• [EXERCISE INPUTS]:

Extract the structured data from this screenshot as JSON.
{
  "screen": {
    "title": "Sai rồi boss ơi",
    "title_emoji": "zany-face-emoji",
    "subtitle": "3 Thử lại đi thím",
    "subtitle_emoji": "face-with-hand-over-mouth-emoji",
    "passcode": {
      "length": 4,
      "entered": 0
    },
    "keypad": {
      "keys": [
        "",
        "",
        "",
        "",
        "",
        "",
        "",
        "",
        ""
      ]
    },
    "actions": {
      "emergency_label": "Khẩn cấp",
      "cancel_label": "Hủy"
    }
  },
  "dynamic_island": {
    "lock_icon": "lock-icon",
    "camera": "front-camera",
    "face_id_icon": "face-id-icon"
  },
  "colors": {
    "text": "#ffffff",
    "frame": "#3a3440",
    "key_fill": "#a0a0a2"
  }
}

• [TASK TO CARRY OUT]:
Each line holding "face" must be found and copied.

• [ANSWER FOR THE TASK]:
    "title_emoji": "zany-face-emoji",
    "subtitle_emoji": "face-with-hand-over-mouth-emoji",
    "face_id_icon": "face-id-icon"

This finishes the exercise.